──────── DATASET EXCERPTS ────────
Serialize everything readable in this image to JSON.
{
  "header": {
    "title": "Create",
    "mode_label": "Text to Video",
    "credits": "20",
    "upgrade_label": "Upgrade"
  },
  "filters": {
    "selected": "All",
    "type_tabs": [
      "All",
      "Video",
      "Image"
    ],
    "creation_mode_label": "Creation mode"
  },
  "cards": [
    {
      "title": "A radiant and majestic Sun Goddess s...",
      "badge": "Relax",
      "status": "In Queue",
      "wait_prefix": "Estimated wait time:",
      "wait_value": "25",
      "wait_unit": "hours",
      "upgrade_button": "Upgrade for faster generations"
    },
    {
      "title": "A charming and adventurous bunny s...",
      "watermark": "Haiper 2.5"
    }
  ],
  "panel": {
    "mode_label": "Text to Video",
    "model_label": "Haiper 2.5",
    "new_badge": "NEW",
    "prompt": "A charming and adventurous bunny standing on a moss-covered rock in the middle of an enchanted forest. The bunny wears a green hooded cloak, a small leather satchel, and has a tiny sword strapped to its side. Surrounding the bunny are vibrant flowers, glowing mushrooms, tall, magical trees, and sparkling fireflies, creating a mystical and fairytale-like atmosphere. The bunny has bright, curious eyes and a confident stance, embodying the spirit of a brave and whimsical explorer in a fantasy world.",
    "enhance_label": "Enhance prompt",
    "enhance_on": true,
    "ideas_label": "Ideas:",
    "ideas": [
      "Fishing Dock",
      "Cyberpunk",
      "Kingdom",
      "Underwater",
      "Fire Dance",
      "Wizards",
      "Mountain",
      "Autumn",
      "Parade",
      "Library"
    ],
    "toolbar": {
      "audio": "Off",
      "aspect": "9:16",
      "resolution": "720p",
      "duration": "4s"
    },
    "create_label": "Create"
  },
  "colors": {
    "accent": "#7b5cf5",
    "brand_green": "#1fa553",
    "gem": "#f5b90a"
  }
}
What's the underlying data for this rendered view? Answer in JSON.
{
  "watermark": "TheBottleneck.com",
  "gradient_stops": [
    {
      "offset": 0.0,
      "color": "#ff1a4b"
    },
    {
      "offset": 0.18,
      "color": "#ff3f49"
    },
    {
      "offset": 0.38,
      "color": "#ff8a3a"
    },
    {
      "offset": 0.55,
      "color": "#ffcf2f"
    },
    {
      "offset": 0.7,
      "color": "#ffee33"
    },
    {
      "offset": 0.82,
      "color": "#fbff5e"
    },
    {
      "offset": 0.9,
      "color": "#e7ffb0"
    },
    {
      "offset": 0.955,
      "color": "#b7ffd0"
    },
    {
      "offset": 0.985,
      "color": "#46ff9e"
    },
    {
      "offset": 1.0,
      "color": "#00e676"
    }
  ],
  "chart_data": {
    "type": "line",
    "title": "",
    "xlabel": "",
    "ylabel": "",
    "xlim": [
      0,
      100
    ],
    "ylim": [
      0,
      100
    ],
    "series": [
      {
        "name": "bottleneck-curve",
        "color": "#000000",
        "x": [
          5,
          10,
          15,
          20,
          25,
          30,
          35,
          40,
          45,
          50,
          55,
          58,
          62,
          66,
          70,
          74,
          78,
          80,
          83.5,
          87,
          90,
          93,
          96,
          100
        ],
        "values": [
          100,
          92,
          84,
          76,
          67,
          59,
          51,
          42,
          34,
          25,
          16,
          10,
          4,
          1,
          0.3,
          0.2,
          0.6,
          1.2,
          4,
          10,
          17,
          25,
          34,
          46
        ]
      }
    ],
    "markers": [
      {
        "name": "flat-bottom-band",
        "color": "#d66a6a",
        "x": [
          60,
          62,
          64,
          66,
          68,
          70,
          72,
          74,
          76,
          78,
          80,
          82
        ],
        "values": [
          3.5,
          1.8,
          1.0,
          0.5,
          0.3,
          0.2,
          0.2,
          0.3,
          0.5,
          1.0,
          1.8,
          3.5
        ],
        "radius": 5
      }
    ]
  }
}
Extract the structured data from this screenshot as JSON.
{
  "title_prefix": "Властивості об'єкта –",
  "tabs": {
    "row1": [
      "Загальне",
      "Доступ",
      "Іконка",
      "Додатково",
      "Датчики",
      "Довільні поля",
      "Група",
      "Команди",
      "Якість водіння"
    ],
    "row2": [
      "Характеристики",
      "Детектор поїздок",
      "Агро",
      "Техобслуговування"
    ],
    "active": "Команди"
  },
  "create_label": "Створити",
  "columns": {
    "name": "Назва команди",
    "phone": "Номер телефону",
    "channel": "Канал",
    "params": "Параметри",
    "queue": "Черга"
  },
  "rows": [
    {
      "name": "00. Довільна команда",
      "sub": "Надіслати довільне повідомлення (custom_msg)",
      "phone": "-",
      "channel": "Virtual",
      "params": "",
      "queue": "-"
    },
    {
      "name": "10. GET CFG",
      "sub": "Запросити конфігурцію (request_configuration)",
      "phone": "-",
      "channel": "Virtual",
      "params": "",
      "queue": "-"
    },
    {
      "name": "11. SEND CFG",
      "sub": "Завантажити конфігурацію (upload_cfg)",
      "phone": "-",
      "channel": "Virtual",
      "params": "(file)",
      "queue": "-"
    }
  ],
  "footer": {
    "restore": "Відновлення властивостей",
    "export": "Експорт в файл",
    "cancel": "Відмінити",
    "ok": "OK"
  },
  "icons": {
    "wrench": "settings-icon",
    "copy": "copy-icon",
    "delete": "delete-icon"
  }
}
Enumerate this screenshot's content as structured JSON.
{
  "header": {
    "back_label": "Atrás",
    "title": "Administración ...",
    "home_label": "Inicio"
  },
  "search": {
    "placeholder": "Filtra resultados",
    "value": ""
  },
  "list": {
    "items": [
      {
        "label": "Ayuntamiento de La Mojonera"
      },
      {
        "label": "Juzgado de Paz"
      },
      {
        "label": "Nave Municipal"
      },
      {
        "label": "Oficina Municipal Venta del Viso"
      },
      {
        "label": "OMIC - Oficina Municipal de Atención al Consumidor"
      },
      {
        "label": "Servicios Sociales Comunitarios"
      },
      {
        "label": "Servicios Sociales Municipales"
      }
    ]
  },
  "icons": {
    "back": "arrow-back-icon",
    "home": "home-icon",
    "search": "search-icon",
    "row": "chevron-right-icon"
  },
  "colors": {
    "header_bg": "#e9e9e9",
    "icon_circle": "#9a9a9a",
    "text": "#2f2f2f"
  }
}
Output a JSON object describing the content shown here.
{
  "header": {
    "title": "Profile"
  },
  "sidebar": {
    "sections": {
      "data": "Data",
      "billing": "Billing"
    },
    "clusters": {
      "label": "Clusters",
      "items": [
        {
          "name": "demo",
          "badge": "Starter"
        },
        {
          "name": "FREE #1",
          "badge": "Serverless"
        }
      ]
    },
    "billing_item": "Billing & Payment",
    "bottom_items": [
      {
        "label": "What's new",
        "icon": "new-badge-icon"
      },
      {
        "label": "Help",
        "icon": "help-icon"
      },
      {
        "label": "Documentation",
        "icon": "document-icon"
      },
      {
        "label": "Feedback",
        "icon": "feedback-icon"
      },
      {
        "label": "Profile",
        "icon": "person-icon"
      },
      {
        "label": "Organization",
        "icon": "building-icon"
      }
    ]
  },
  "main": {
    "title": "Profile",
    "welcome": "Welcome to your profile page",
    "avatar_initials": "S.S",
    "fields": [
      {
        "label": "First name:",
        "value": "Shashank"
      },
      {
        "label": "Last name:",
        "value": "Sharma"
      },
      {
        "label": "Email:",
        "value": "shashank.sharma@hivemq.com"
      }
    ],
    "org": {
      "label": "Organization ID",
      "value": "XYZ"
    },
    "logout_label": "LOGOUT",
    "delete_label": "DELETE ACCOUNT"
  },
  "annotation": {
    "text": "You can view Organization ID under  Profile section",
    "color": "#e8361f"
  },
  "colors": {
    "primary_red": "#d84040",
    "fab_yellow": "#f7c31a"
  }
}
────────
TASK DESCRIPTION: Locate the word "name" in the data above. Copy every line carrying it.

REPLY:
        "name": "bottleneck-curve",
        "name": "flat-bottom-band",
    "name": "Назва команди",
      "name": "00. Довільна команда",
      "name": "10. GET CFG",
      "name": "11. SEND CFG",
          "name": "demo",
          "name": "FREE #1",
        "label": "First name:",
        "label": "Last name:",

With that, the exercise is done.